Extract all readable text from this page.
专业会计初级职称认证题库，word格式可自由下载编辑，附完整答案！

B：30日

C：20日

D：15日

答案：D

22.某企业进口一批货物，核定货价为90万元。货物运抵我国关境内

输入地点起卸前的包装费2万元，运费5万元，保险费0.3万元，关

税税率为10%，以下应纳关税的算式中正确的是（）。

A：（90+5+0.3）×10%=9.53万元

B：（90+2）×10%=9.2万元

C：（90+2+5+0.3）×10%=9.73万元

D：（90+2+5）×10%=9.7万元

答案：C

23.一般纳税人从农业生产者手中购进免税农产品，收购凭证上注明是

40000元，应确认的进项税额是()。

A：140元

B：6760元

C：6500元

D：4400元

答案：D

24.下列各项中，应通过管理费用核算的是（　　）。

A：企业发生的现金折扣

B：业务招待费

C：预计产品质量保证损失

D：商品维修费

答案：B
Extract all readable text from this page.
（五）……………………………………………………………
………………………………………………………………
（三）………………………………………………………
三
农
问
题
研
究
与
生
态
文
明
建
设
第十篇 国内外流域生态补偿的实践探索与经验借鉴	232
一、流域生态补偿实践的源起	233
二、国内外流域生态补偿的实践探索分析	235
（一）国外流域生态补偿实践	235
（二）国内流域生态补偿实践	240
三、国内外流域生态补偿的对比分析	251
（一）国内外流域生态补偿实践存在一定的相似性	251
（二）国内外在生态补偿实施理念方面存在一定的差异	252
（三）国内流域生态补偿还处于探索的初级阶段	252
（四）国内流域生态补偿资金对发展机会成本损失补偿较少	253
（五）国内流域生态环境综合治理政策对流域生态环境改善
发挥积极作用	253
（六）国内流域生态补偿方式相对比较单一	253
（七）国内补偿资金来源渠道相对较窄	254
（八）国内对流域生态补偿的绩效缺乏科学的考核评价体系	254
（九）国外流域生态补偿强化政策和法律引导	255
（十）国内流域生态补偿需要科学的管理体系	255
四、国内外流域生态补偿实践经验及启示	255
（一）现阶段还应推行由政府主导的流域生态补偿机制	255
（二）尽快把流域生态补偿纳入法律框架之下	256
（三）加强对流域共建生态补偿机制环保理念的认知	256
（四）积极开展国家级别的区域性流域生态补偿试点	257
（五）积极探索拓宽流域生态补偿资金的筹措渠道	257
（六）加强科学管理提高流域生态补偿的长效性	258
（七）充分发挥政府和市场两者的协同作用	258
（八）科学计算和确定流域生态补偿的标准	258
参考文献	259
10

■ ■ ■ ■ ■

> The request: Print every record above exactly as written.

> Task output:
Extract all readable text from this page.
专业会计初级职称认证题库，word格式可自由下载编辑，附完整答案！

B：30日

C：20日

D：15日

答案：D

22.某企业进口一批货物，核定货价为90万元。货物运抵我国关境内

输入地点起卸前的包装费2万元，运费5万元，保险费0.3万元，关

税税率为10%，以下应纳关税的算式中正确的是（）。

A：（90+5+0.3）×10%=9.53万元

B：（90+2）×10%=9.2万元

C：（90+2+5+0.3）×10%=9.73万元

D：（90+2+5）×10%=9.7万元

答案：C

23.一般纳税人从农业生产者手中购进免税农产品，收购凭证上注明是

40000元，应确认的进项税额是()。

A：140元

B：6760元

C：6500元

D：4400元

答案：D

24.下列各项中，应通过管理费用核算的是（　　）。

A：企业发生的现金折扣

B：业务招待费

C：预计产品质量保证损失

D：商品维修费

答案：B
Extract all readable text from this page.
（五）……………………………………………………………
………………………………………………………………
（三）………………………………………………………
三
农
问
题
研
究
与
生
态
文
明
建
设
第十篇 国内外流域生态补偿的实践探索与经验借鉴	232
一、流域生态补偿实践的源起	233
二、国内外流域生态补偿的实践探索分析	235
（一）国外流域生态补偿实践	235
（二）国内流域生态补偿实践	240
三、国内外流域生态补偿的对比分析	251
（一）国内外流域生态补偿实践存在一定的相似性	251
（二）国内外在生态补偿实施理念方面存在一定的差异	252
（三）国内流域生态补偿还处于探索的初级阶段	252
（四）国内流域生态补偿资金对发展机会成本损失补偿较少	253
（五）国内流域生态环境综合治理政策对流域生态环境改善
发挥积极作用	253
（六）国内流域生态补偿方式相对比较单一	253
（七）国内补偿资金来源渠道相对较窄	254
（八）国内对流域生态补偿的绩效缺乏科学的考核评价体系	254
（九）国外流域生态补偿强化政策和法律引导	255
（十）国内流域生态补偿需要科学的管理体系	255
四、国内外流域生态补偿实践经验及启示	255
（一）现阶段还应推行由政府主导的流域生态补偿机制	255
（二）尽快把流域生态补偿纳入法律框架之下	256
（三）加强对流域共建生态补偿机制环保理念的认知	256
（四）积极开展国家级别的区域性流域生态补偿试点	257
（五）积极探索拓宽流域生态补偿资金的筹措渠道	257
（六）加强科学管理提高流域生态补偿的长效性	258
（七）充分发挥政府和市场两者的协同作用	258
（八）科学计算和确定流域生态补偿的标准	258
参考文献	259
10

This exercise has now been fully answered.